Recorded information
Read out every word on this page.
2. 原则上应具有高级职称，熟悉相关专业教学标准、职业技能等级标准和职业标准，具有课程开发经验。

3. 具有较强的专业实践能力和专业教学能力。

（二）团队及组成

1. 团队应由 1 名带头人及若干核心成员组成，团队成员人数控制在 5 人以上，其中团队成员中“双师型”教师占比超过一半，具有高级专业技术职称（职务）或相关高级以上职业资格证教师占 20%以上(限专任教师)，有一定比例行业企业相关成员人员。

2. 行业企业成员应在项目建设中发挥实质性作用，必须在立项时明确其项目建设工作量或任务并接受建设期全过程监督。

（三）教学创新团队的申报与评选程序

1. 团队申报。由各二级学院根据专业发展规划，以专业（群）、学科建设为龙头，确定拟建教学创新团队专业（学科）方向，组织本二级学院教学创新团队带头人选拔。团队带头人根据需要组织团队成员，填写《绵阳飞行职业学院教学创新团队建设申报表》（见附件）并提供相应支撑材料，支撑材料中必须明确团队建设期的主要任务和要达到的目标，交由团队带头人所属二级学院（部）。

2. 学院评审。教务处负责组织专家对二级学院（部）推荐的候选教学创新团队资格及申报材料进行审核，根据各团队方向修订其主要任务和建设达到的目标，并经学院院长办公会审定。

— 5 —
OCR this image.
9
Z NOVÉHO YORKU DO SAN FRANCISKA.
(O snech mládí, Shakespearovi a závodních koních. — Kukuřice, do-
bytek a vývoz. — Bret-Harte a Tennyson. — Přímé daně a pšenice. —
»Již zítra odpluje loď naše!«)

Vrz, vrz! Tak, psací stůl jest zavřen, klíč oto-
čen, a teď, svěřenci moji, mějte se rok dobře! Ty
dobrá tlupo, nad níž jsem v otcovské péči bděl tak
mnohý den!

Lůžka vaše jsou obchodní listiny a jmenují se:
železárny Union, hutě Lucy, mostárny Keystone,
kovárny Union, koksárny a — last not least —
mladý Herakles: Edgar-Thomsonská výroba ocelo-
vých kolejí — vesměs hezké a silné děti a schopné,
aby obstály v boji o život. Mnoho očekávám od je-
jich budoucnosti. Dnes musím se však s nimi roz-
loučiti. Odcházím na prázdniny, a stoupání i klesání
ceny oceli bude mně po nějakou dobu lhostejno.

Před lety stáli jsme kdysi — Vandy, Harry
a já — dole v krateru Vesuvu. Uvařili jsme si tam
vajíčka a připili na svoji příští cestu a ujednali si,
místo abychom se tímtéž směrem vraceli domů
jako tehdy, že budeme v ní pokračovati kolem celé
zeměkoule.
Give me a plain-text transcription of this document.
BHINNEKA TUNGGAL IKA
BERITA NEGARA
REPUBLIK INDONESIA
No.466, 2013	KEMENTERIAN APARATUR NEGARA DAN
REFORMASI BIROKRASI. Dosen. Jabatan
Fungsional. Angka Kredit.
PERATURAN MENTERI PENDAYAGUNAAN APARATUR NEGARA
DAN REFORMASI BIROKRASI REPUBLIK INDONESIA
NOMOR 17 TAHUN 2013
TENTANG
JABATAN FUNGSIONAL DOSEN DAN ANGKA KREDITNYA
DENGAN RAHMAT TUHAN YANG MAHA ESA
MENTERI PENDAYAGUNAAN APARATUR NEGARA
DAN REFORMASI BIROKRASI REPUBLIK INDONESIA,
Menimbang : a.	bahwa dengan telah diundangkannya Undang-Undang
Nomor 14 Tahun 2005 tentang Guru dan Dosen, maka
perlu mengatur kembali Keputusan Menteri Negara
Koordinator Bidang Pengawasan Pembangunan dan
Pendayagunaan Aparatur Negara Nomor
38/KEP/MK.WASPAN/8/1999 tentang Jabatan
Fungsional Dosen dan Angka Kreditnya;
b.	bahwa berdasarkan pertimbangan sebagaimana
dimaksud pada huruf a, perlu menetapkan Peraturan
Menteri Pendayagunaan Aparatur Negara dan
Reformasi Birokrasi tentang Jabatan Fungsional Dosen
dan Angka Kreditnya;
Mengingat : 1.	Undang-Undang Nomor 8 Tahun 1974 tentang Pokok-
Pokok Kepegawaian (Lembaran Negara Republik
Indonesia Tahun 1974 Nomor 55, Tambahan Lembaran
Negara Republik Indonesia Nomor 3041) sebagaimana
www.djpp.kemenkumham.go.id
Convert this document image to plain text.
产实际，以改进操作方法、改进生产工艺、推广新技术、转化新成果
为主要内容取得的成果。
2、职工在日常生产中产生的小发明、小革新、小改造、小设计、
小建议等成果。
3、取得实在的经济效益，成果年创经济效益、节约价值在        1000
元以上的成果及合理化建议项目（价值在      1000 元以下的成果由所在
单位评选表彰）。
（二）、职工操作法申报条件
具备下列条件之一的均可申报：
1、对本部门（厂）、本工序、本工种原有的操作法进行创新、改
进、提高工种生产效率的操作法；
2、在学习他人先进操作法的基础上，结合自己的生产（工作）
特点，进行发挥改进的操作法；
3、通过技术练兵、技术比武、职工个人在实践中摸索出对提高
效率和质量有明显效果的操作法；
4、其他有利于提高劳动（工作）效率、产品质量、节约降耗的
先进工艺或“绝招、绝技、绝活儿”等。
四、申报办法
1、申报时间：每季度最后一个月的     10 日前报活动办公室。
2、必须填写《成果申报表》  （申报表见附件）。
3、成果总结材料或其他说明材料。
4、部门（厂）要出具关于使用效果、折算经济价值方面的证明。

Exercise details
Each line of the material must be restated exactly.

Task response
Read out every word on this page.
2. 原则上应具有高级职称，熟悉相关专业教学标准、职业技能等级标准和职业标准，具有课程开发经验。

3. 具有较强的专业实践能力和专业教学能力。

（二）团队及组成

1. 团队应由 1 名带头人及若干核心成员组成，团队成员人数控制在 5 人以上，其中团队成员中“双师型”教师占比超过一半，具有高级专业技术职称（职务）或相关高级以上职业资格证教师占 20%以上(限专任教师)，有一定比例行业企业相关成员人员。

2. 行业企业成员应在项目建设中发挥实质性作用，必须在立项时明确其项目建设工作量或任务并接受建设期全过程监督。

（三）教学创新团队的申报与评选程序

1. 团队申报。由各二级学院根据专业发展规划，以专业（群）、学科建设为龙头，确定拟建教学创新团队专业（学科）方向，组织本二级学院教学创新团队带头人选拔。团队带头人根据需要组织团队成员，填写《绵阳飞行职业学院教学创新团队建设申报表》（见附件）并提供相应支撑材料，支撑材料中必须明确团队建设期的主要任务和要达到的目标，交由团队带头人所属二级学院（部）。

2. 学院评审。教务处负责组织专家对二级学院（部）推荐的候选教学创新团队资格及申报材料进行审核，根据各团队方向修订其主要任务和建设达到的目标，并经学院院长办公会审定。

— 5 —
OCR this image.
9
Z NOVÉHO YORKU DO SAN FRANCISKA.
(O snech mládí, Shakespearovi a závodních koních. — Kukuřice, do-
bytek a vývoz. — Bret-Harte a Tennyson. — Přímé daně a pšenice. —
»Již zítra odpluje loď naše!«)

Vrz, vrz! Tak, psací stůl jest zavřen, klíč oto-
čen, a teď, svěřenci moji, mějte se rok dobře! Ty
dobrá tlupo, nad níž jsem v otcovské péči bděl tak
mnohý den!

Lůžka vaše jsou obchodní listiny a jmenují se:
železárny Union, hutě Lucy, mostárny Keystone,
kovárny Union, koksárny a — last not least —
mladý Herakles: Edgar-Thomsonská výroba ocelo-
vých kolejí — vesměs hezké a silné děti a schopné,
aby obstály v boji o život. Mnoho očekávám od je-
jich budoucnosti. Dnes musím se však s nimi roz-
loučiti. Odcházím na prázdniny, a stoupání i klesání
ceny oceli bude mně po nějakou dobu lhostejno.

Před lety stáli jsme kdysi — Vandy, Harry
a já — dole v krateru Vesuvu. Uvařili jsme si tam
vajíčka a připili na svoji příští cestu a ujednali si,
místo abychom se tímtéž směrem vraceli domů
jako tehdy, že budeme v ní pokračovati kolem celé
zeměkoule.
Give me a plain-text transcription of this document.
BHINNEKA TUNGGAL IKA
BERITA NEGARA
REPUBLIK INDONESIA
No.466, 2013	KEMENTERIAN APARATUR NEGARA DAN
REFORMASI BIROKRASI. Dosen. Jabatan
Fungsional. Angka Kredit.
PERATURAN MENTERI PENDAYAGUNAAN APARATUR NEGARA
DAN REFORMASI BIROKRASI REPUBLIK INDONESIA
NOMOR 17 TAHUN 2013
TENTANG
JABATAN FUNGSIONAL DOSEN DAN ANGKA KREDITNYA
DENGAN RAHMAT TUHAN YANG MAHA ESA
MENTERI PENDAYAGUNAAN APARATUR NEGARA
DAN REFORMASI BIROKRASI REPUBLIK INDONESIA,
Menimbang : a.	bahwa dengan telah diundangkannya Undang-Undang
Nomor 14 Tahun 2005 tentang Guru dan Dosen, maka
perlu mengatur kembali Keputusan Menteri Negara
Koordinator Bidang Pengawasan Pembangunan dan
Pendayagunaan Aparatur Negara Nomor
38/KEP/MK.WASPAN/8/1999 tentang Jabatan
Fungsional Dosen dan Angka Kreditnya;
b.	bahwa berdasarkan pertimbangan sebagaimana
dimaksud pada huruf a, perlu menetapkan Peraturan
Menteri Pendayagunaan Aparatur Negara dan
Reformasi Birokrasi tentang Jabatan Fungsional Dosen
dan Angka Kreditnya;
Mengingat : 1.	Undang-Undang Nomor 8 Tahun 1974 tentang Pokok-
Pokok Kepegawaian (Lembaran Negara Republik
Indonesia Tahun 1974 Nomor 55, Tambahan Lembaran
Negara Republik Indonesia Nomor 3041) sebagaimana
www.djpp.kemenkumham.go.id
Convert this document image to plain text.
产实际，以改进操作方法、改进生产工艺、推广新技术、转化新成果
为主要内容取得的成果。
2、职工在日常生产中产生的小发明、小革新、小改造、小设计、
小建议等成果。
3、取得实在的经济效益，成果年创经济效益、节约价值在        1000
元以上的成果及合理化建议项目（价值在      1000 元以下的成果由所在
单位评选表彰）。
（二）、职工操作法申报条件
具备下列条件之一的均可申报：
1、对本部门（厂）、本工序、本工种原有的操作法进行创新、改
进、提高工种生产效率的操作法；
2、在学习他人先进操作法的基础上，结合自己的生产（工作）
特点，进行发挥改进的操作法；
3、通过技术练兵、技术比武、职工个人在实践中摸索出对提高
效率和质量有明显效果的操作法；
4、其他有利于提高劳动（工作）效率、产品质量、节约降耗的
先进工艺或“绝招、绝技、绝活儿”等。
四、申报办法
1、申报时间：每季度最后一个月的     10 日前报活动办公室。
2、必须填写《成果申报表》  （申报表见附件）。
3、成果总结材料或其他说明材料。
4、部门（厂）要出具关于使用效果、折算经济价值方面的证明。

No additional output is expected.